Exercise objective: Repeat exactly, and only, the lines from the one containing "Decode this image" through the end of the records.

Dataset records:
** START **
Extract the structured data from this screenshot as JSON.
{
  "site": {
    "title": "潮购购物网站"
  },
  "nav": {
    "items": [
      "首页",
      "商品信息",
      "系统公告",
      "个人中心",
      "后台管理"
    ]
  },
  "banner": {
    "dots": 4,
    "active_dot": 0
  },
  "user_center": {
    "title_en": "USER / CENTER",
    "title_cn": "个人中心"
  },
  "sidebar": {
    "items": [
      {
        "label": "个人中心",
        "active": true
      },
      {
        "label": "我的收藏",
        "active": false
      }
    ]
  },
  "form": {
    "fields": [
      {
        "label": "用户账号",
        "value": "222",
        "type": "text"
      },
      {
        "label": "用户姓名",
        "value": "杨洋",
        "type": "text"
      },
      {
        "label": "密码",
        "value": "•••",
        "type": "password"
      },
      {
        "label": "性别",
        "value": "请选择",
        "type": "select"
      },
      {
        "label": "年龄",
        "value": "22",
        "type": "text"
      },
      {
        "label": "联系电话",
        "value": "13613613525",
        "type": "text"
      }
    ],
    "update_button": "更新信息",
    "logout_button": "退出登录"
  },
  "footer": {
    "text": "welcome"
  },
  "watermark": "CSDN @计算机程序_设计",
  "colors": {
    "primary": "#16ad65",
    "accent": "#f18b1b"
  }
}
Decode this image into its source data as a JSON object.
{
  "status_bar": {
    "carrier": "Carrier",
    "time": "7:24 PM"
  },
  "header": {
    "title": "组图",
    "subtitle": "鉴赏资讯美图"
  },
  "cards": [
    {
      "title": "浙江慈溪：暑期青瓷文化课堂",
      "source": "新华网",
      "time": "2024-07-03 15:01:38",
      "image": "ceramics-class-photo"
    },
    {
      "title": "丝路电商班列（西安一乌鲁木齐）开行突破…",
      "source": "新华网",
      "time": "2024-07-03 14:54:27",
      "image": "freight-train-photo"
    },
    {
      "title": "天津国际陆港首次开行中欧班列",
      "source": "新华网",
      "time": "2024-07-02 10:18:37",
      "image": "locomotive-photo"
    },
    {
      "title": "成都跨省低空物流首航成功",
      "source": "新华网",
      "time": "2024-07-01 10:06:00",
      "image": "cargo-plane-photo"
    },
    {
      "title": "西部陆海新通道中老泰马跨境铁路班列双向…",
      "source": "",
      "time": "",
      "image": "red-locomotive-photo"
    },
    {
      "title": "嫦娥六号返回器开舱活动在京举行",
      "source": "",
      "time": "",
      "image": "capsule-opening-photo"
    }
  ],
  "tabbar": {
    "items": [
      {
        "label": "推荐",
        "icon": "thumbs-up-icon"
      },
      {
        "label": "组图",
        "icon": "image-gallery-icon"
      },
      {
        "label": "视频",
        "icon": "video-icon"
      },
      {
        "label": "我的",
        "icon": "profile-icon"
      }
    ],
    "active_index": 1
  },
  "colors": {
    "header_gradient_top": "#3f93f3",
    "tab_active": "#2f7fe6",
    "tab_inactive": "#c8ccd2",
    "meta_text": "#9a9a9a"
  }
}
** END **
Exercise response:
Decode this image into its source data as a JSON object.
{
  "status_bar": {
    "carrier": "Carrier",
    "time": "7:24 PM"
  },
  "header": {
    "title": "组图",
    "subtitle": "鉴赏资讯美图"
  },
  "cards": [
    {
      "title": "浙江慈溪：暑期青瓷文化课堂",
      "source": "新华网",
      "time": "2024-07-03 15:01:38",
      "image": "ceramics-class-photo"
    },
    {
      "title": "丝路电商班列（西安一乌鲁木齐）开行突破…",
      "source": "新华网",
      "time": "2024-07-03 14:54:27",
      "image": "freight-train-photo"
    },
    {
      "title": "天津国际陆港首次开行中欧班列",
      "source": "新华网",
      "time": "2024-07-02 10:18:37",
      "image": "locomotive-photo"
    },
    {
      "title": "成都跨省低空物流首航成功",
      "source": "新华网",
      "time": "2024-07-01 10:06:00",
      "image": "cargo-plane-photo"
    },
    {
      "title": "西部陆海新通道中老泰马跨境铁路班列双向…",
      "source": "",
      "time": "",
      "image": "red-locomotive-photo"
    },
    {
      "title": "嫦娥六号返回器开舱活动在京举行",
      "source": "",
      "time": "",
      "image": "capsule-opening-photo"
    }
  ],
  "tabbar": {
    "items": [
      {
        "label": "推荐",
        "icon": "thumbs-up-icon"
      },
      {
        "label": "组图",
        "icon": "image-gallery-icon"
      },
      {
        "label": "视频",
        "icon": "video-icon"
      },
      {
        "label": "我的",
        "icon": "profile-icon"
      }
    ],
    "active_index": 1
  },
  "colors": {
    "header_gradient_top": "#3f93f3",
    "tab_active": "#2f7fe6",
    "tab_inactive": "#c8ccd2",
    "meta_text": "#9a9a9a"
  }
}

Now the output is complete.